──────── DATA PROVIDED ────────

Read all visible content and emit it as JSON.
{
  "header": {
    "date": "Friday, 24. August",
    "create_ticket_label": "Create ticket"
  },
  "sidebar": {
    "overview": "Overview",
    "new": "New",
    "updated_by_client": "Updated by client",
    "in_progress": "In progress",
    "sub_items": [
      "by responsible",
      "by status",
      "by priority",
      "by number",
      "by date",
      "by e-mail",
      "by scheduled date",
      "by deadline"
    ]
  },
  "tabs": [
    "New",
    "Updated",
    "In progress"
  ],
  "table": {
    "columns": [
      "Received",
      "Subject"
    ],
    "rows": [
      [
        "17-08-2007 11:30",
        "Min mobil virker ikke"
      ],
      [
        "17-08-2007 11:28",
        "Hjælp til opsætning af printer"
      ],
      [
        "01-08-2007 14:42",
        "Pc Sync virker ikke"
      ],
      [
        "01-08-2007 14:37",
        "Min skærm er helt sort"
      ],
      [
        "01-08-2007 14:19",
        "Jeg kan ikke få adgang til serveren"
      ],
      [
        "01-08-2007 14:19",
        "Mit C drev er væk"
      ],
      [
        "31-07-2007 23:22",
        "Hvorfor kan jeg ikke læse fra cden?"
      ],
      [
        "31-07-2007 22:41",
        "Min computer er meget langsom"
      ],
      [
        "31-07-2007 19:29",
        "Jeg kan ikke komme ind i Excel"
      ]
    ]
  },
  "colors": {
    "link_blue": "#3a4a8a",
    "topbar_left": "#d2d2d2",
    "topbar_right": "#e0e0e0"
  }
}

────────

**WHAT THE EXERCISE ASKS:**
From the listing above, return each line with the word "Updated".

**RESPONSE TO THE TASK:**
    "updated_by_client": "Updated by client",
    "Updated",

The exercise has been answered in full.